__YOUR GOAL__:
The records below must be copied in full; omit the images.

[Stored data]
============================================================
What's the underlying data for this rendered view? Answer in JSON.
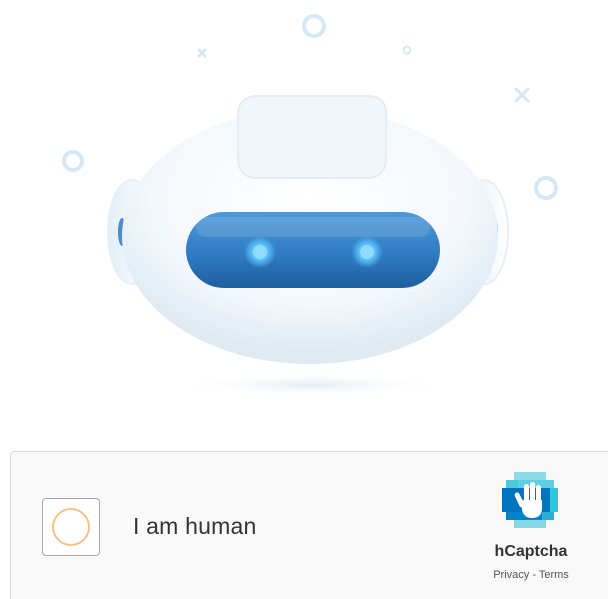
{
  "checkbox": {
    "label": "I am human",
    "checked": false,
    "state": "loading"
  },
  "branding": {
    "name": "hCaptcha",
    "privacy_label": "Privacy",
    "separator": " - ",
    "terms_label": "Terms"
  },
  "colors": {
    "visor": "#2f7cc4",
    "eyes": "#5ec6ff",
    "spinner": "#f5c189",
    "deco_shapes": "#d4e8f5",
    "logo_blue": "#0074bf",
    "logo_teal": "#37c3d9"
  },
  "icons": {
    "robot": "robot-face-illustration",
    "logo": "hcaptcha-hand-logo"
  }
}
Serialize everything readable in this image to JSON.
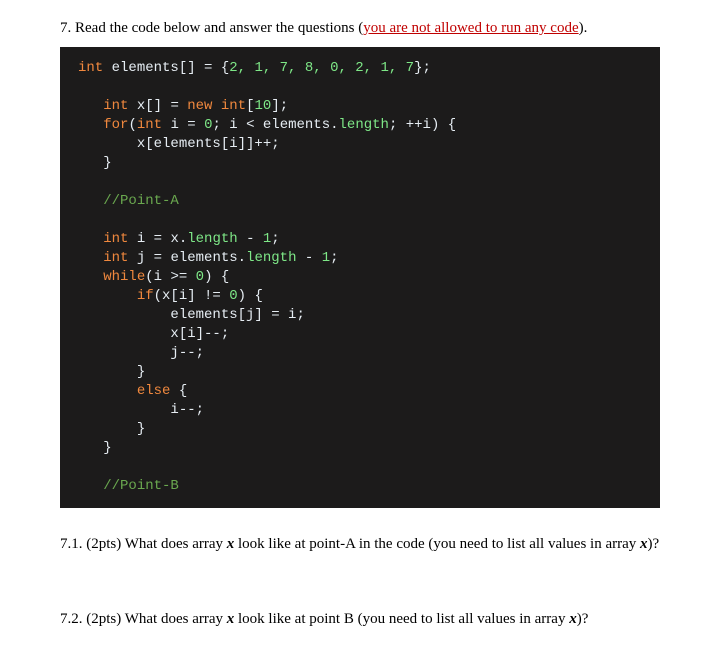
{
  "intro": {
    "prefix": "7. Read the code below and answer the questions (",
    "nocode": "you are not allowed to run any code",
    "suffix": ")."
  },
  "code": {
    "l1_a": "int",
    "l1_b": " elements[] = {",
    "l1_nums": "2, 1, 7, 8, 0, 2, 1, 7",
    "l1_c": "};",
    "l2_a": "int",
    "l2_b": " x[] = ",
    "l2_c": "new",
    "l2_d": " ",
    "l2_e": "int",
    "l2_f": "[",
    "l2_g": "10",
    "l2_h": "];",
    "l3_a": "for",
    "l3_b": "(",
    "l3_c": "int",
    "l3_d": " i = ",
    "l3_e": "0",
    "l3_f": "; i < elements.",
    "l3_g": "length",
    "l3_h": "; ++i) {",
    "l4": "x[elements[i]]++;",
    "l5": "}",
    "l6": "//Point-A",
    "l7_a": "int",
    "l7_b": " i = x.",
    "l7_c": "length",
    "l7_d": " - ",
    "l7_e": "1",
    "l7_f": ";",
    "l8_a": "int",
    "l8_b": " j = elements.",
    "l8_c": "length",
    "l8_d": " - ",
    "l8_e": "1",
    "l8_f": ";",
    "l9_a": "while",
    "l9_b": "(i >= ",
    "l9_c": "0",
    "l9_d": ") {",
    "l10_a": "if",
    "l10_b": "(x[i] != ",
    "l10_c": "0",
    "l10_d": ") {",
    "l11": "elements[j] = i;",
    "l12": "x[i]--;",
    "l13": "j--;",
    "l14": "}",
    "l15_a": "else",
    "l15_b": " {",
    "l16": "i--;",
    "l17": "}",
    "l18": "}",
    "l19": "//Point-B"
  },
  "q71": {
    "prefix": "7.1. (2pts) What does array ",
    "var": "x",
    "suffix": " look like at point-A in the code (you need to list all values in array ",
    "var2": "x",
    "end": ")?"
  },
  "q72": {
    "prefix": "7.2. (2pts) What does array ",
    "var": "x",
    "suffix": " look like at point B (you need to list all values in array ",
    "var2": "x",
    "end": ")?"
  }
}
============================================================
__FINISHED ANSWER__:
What's the underlying data for this rendered view? Answer in JSON.
{
  "checkbox": {
    "label": "I am human",
    "checked": false,
    "state": "loading"
  },
  "branding": {
    "name": "hCaptcha",
    "privacy_label": "Privacy",
    "separator": " - ",
    "terms_label": "Terms"
  },
  "colors": {
    "visor": "#2f7cc4",
    "eyes": "#5ec6ff",
    "spinner": "#f5c189",
    "deco_shapes": "#d4e8f5",
    "logo_blue": "#0074bf",
    "logo_teal": "#37c3d9"
  },
  "icons": {
    "robot": "robot-face-illustration",
    "logo": "hcaptcha-hand-logo"
  }
}
Serialize everything readable in this image to JSON.
{
  "intro": {
    "prefix": "7. Read the code below and answer the questions (",
    "nocode": "you are not allowed to run any code",
    "suffix": ")."
  },
  "code": {
    "l1_a": "int",
    "l1_b": " elements[] = {",
    "l1_nums": "2, 1, 7, 8, 0, 2, 1, 7",
    "l1_c": "};",
    "l2_a": "int",
    "l2_b": " x[] = ",
    "l2_c": "new",
    "l2_d": " ",
    "l2_e": "int",
    "l2_f": "[",
    "l2_g": "10",
    "l2_h": "];",
    "l3_a": "for",
    "l3_b": "(",
    "l3_c": "int",
    "l3_d": " i = ",
    "l3_e": "0",
    "l3_f": "; i < elements.",
    "l3_g": "length",
    "l3_h": "; ++i) {",
    "l4": "x[elements[i]]++;",
    "l5": "}",
    "l6": "//Point-A",
    "l7_a": "int",
    "l7_b": " i = x.",
    "l7_c": "length",
    "l7_d": " - ",
    "l7_e": "1",
    "l7_f": ";",
    "l8_a": "int",
    "l8_b": " j = elements.",
    "l8_c": "length",
    "l8_d": " - ",
    "l8_e": "1",
    "l8_f": ";",
    "l9_a": "while",
    "l9_b": "(i >= ",
    "l9_c": "0",
    "l9_d": ") {",
    "l10_a": "if",
    "l10_b": "(x[i] != ",
    "l10_c": "0",
    "l10_d": ") {",
    "l11": "elements[j] = i;",
    "l12": "x[i]--;",
    "l13": "j--;",
    "l14": "}",
    "l15_a": "else",
    "l15_b": " {",
    "l16": "i--;",
    "l17": "}",
    "l18": "}",
    "l19": "//Point-B"
  },
  "q71": {
    "prefix": "7.1. (2pts) What does array ",
    "var": "x",
    "suffix": " look like at point-A in the code (you need to list all values in array ",
    "var2": "x",
    "end": ")?"
  },
  "q72": {
    "prefix": "7.2. (2pts) What does array ",
    "var": "x",
    "suffix": " look like at point B (you need to list all values in array ",
    "var2": "x",
    "end": ")?"
  }
}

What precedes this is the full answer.